- Your task -
Transcribe every entry below word for word, but skip the pictures.

- Material to process -
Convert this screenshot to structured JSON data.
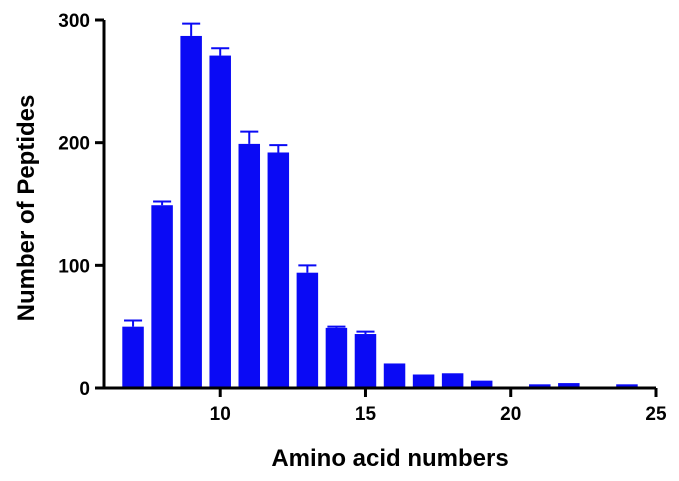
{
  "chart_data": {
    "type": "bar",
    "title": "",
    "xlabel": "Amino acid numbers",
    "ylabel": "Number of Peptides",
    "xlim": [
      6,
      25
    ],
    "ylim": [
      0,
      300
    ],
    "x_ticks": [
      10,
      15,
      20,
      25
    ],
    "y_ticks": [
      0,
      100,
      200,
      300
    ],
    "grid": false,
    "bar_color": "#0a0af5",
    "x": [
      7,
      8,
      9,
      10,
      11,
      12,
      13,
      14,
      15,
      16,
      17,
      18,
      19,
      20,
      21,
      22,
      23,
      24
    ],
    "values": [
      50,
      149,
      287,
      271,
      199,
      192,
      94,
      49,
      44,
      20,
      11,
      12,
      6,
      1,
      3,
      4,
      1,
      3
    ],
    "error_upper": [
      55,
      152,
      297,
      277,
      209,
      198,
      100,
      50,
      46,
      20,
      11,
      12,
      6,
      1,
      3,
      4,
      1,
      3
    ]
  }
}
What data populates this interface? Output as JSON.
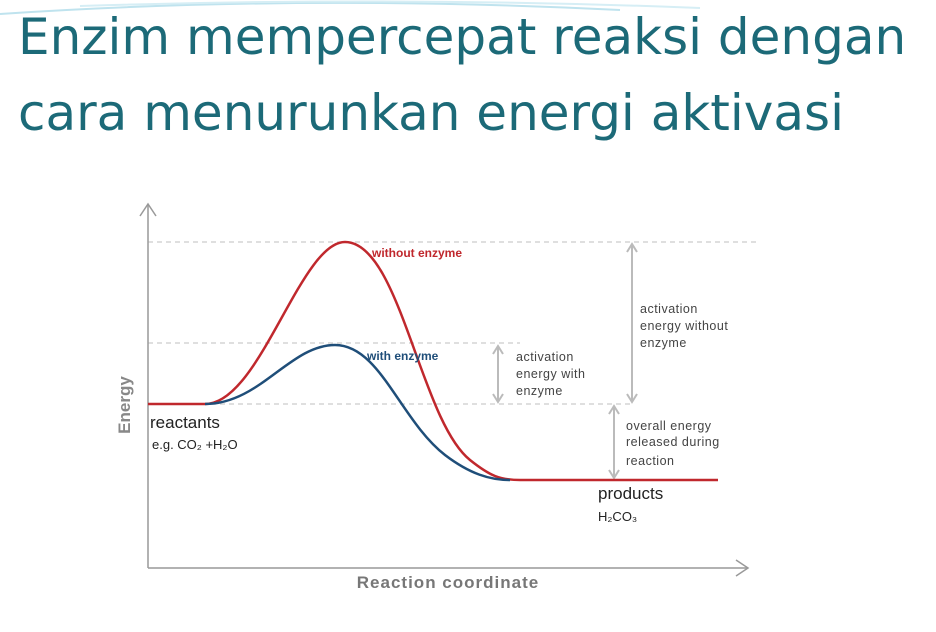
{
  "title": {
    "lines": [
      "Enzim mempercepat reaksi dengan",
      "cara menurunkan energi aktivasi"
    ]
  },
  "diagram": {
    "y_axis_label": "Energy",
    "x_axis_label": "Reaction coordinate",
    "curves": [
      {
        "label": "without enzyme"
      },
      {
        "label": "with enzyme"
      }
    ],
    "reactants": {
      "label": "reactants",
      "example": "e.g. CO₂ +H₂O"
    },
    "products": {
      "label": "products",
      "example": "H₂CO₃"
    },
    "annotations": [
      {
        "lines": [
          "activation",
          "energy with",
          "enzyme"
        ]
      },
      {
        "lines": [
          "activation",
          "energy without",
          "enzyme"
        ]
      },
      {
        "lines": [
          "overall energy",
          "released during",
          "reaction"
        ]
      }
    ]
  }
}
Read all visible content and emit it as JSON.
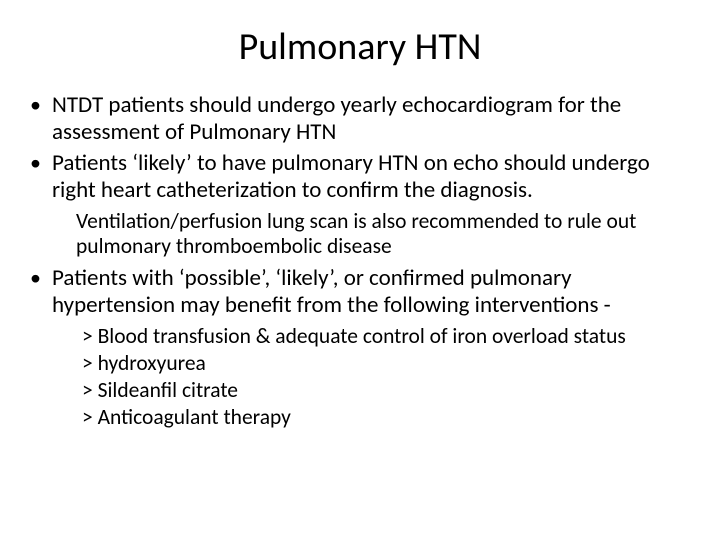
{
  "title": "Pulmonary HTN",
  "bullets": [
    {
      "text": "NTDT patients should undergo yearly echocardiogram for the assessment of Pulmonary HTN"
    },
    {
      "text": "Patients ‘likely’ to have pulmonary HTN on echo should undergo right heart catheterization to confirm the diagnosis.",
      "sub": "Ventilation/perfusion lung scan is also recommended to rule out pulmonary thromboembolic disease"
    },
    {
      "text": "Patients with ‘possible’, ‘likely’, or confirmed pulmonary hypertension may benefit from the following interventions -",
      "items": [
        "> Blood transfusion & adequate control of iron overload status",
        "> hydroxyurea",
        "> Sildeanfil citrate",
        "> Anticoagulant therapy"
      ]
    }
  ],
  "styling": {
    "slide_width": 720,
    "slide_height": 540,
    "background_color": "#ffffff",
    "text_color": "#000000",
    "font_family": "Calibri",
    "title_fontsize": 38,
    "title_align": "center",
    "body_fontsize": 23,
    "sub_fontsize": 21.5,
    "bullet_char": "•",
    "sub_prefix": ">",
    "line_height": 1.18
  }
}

- Solved exercise -
Convert this screenshot to structured JSON data.
{
  "chart_data": {
    "type": "bar",
    "title": "",
    "xlabel": "Amino acid numbers",
    "ylabel": "Number of Peptides",
    "xlim": [
      6,
      25
    ],
    "ylim": [
      0,
      300
    ],
    "x_ticks": [
      10,
      15,
      20,
      25
    ],
    "y_ticks": [
      0,
      100,
      200,
      300
    ],
    "grid": false,
    "bar_color": "#0a0af5",
    "x": [
      7,
      8,
      9,
      10,
      11,
      12,
      13,
      14,
      15,
      16,
      17,
      18,
      19,
      20,
      21,
      22,
      23,
      24
    ],
    "values": [
      50,
      149,
      287,
      271,
      199,
      192,
      94,
      49,
      44,
      20,
      11,
      12,
      6,
      1,
      3,
      4,
      1,
      3
    ],
    "error_upper": [
      55,
      152,
      297,
      277,
      209,
      198,
      100,
      50,
      46,
      20,
      11,
      12,
      6,
      1,
      3,
      4,
      1,
      3
    ]
  }
}
What data populates this interface? Output as JSON.
{
  "title": {
    "lines": [
      "Enzim mempercepat reaksi dengan",
      "cara menurunkan energi aktivasi"
    ]
  },
  "diagram": {
    "y_axis_label": "Energy",
    "x_axis_label": "Reaction coordinate",
    "curves": [
      {
        "label": "without enzyme"
      },
      {
        "label": "with enzyme"
      }
    ],
    "reactants": {
      "label": "reactants",
      "example": "e.g. CO₂ +H₂O"
    },
    "products": {
      "label": "products",
      "example": "H₂CO₃"
    },
    "annotations": [
      {
        "lines": [
          "activation",
          "energy with",
          "enzyme"
        ]
      },
      {
        "lines": [
          "activation",
          "energy without",
          "enzyme"
        ]
      },
      {
        "lines": [
          "overall energy",
          "released during",
          "reaction"
        ]
      }
    ]
  }
}
Read all visible content and emit it as JSON.
{
  "title": "Pulmonary HTN",
  "bullets": [
    {
      "text": "NTDT patients should undergo yearly echocardiogram for the assessment of Pulmonary HTN"
    },
    {
      "text": "Patients ‘likely’ to have pulmonary HTN on echo should undergo right heart catheterization to confirm the diagnosis.",
      "sub": "Ventilation/perfusion lung scan is also recommended to rule out pulmonary thromboembolic disease"
    },
    {
      "text": "Patients with ‘possible’, ‘likely’, or confirmed pulmonary hypertension may benefit from the following interventions -",
      "items": [
        "> Blood transfusion & adequate control of iron overload status",
        "> hydroxyurea",
        "> Sildeanfil citrate",
        "> Anticoagulant therapy"
      ]
    }
  ],
  "styling": {
    "slide_width": 720,
    "slide_height": 540,
    "background_color": "#ffffff",
    "text_color": "#000000",
    "font_family": "Calibri",
    "title_fontsize": 38,
    "title_align": "center",
    "body_fontsize": 23,
    "sub_fontsize": 21.5,
    "bullet_char": "•",
    "sub_prefix": ">",
    "line_height": 1.18
  }
}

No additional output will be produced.